**Data listing:**
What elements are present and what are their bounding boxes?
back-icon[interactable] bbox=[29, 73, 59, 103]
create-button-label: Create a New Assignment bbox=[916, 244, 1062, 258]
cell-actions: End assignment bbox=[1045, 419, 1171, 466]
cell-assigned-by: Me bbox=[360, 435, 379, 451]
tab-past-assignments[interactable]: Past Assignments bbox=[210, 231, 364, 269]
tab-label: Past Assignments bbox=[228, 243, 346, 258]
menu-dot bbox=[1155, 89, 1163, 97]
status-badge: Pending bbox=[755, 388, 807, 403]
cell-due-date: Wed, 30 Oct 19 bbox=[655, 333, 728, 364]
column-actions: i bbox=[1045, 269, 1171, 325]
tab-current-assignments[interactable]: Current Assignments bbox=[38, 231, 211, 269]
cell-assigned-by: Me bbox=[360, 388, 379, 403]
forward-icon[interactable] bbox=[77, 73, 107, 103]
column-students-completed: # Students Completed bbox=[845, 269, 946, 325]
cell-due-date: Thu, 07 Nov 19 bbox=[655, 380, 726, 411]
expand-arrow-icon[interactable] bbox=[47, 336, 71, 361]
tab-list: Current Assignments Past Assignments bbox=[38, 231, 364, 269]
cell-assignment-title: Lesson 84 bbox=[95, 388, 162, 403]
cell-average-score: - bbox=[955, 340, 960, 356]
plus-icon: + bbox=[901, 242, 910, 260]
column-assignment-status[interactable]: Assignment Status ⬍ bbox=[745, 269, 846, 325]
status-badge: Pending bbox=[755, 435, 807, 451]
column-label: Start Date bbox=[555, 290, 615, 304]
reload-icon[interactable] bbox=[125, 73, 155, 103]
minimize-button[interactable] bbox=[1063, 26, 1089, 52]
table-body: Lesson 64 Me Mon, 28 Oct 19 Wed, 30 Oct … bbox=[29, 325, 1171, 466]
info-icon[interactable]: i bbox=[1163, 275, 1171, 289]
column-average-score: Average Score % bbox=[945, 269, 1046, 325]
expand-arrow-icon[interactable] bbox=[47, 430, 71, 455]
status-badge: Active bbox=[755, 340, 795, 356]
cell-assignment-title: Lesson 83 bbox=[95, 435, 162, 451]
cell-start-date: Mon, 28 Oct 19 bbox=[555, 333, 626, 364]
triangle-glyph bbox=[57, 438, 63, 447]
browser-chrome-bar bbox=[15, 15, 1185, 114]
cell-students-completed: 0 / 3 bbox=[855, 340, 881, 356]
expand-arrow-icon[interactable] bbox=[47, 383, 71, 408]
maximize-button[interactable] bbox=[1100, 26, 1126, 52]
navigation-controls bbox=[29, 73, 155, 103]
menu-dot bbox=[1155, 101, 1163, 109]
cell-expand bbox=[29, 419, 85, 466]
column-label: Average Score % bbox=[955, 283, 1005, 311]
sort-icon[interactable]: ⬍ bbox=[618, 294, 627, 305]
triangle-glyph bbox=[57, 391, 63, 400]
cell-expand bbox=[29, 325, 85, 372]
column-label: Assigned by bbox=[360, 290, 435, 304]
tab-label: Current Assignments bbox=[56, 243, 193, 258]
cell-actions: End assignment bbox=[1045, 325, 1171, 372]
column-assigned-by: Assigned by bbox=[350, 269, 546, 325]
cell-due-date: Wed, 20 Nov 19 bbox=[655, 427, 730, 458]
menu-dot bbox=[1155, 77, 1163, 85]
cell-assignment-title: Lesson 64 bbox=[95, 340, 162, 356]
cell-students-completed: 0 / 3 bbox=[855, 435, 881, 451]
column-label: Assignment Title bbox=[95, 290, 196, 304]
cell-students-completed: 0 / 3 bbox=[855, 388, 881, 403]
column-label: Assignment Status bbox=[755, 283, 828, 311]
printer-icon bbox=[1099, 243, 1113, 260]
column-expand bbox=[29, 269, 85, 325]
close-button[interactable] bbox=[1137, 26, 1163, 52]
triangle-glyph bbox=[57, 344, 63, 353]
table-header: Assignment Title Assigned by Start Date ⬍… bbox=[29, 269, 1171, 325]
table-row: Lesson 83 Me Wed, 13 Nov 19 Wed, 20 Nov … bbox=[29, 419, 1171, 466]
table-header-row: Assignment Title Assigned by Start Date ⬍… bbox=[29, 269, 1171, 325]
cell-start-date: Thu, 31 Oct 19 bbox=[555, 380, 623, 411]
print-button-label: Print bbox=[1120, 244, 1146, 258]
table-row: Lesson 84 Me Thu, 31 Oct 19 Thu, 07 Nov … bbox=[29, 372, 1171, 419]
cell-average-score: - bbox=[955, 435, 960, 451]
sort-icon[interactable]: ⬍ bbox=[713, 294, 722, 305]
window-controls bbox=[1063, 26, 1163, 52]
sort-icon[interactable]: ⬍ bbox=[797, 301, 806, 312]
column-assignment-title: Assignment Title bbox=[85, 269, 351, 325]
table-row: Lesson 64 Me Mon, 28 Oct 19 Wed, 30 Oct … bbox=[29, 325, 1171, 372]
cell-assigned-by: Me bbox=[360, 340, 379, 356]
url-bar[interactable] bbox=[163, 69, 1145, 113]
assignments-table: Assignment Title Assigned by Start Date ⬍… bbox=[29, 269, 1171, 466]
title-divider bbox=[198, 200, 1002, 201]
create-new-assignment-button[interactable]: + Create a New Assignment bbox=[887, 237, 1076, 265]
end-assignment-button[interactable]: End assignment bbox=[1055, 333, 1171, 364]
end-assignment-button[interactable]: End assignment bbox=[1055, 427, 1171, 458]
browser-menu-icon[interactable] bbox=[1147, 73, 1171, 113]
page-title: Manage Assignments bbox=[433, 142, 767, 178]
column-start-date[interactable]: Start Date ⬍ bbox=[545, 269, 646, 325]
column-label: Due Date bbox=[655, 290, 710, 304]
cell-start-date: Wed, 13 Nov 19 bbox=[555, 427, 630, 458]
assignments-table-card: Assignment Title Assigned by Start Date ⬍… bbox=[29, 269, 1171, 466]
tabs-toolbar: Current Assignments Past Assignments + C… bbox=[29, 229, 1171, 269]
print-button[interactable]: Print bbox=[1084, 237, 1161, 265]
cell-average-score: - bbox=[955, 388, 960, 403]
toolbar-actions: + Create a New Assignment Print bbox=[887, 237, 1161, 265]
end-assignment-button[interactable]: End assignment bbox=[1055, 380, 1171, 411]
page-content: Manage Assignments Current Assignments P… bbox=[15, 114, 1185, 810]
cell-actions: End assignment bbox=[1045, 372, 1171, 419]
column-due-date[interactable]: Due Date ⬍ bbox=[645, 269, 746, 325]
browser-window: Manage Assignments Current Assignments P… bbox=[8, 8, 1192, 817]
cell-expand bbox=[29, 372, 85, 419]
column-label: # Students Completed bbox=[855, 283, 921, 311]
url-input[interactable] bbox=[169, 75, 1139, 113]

**What you will do:** Recast the stretch from the start of the records through the line containing "cell-assigned-by: Me bbox=[360, 435, 379, 451]" as a Markdown table. Use the columns Row and Line, number each line, and leave out blank lines.

**Answer to this task:**
| Row | Line |
|---|---|
| 1 | What elements are present and what are their bounding boxes? |
| 2 | back-icon[interactable] bbox=[29, 73, 59, 103] |
| 3 | create-button-label: Create a New Assignment bbox=[916, 244, 1062, 258] |
| 4 | cell-actions: End assignment bbox=[1045, 419, 1171, 466] |
| 5 | cell-assigned-by: Me bbox=[360, 435, 379, 451] |